═══ Task input
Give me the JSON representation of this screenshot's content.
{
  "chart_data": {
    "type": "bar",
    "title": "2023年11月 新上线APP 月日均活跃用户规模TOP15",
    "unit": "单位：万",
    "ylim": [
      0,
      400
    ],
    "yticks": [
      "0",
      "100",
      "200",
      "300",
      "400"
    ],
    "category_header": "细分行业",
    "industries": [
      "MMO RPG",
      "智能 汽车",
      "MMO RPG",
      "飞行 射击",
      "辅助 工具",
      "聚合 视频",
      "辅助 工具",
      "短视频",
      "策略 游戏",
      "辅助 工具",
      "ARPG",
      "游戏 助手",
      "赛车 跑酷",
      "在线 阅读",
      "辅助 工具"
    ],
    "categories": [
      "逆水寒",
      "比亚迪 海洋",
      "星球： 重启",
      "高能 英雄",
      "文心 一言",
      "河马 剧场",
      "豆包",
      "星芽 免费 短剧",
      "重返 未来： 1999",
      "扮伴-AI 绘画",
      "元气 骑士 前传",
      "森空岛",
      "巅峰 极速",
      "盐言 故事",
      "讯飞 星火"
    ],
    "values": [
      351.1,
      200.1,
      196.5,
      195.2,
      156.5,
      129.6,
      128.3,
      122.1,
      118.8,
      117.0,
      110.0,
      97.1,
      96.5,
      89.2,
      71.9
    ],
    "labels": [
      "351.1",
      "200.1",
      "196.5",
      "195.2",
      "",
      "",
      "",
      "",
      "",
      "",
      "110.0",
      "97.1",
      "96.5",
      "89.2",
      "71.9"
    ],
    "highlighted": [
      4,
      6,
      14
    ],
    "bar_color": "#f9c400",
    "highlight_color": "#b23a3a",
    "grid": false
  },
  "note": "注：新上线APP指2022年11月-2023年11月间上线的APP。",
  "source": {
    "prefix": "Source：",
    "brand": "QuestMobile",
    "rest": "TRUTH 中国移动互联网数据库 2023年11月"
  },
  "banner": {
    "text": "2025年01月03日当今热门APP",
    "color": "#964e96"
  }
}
══════
Copy out each record exactly as given, omitting none.

Give me the JSON representation of this screenshot's content.
{
  "chart_data": {
    "type": "bar",
    "title": "2023年11月 新上线APP 月日均活跃用户规模TOP15",
    "unit": "单位：万",
    "ylim": [
      0,
      400
    ],
    "yticks": [
      "0",
      "100",
      "200",
      "300",
      "400"
    ],
    "category_header": "细分行业",
    "industries": [
      "MMO RPG",
      "智能 汽车",
      "MMO RPG",
      "飞行 射击",
      "辅助 工具",
      "聚合 视频",
      "辅助 工具",
      "短视频",
      "策略 游戏",
      "辅助 工具",
      "ARPG",
      "游戏 助手",
      "赛车 跑酷",
      "在线 阅读",
      "辅助 工具"
    ],
    "categories": [
      "逆水寒",
      "比亚迪 海洋",
      "星球： 重启",
      "高能 英雄",
      "文心 一言",
      "河马 剧场",
      "豆包",
      "星芽 免费 短剧",
      "重返 未来： 1999",
      "扮伴-AI 绘画",
      "元气 骑士 前传",
      "森空岛",
      "巅峰 极速",
      "盐言 故事",
      "讯飞 星火"
    ],
    "values": [
      351.1,
      200.1,
      196.5,
      195.2,
      156.5,
      129.6,
      128.3,
      122.1,
      118.8,
      117.0,
      110.0,
      97.1,
      96.5,
      89.2,
      71.9
    ],
    "labels": [
      "351.1",
      "200.1",
      "196.5",
      "195.2",
      "",
      "",
      "",
      "",
      "",
      "",
      "110.0",
      "97.1",
      "96.5",
      "89.2",
      "71.9"
    ],
    "highlighted": [
      4,
      6,
      14
    ],
    "bar_color": "#f9c400",
    "highlight_color": "#b23a3a",
    "grid": false
  },
  "note": "注：新上线APP指2022年11月-2023年11月间上线的APP。",
  "source": {
    "prefix": "Source：",
    "brand": "QuestMobile",
    "rest": "TRUTH 中国移动互联网数据库 2023年11月"
  },
  "banner": {
    "text": "2025年01月03日当今热门APP",
    "color": "#964e96"
  }
}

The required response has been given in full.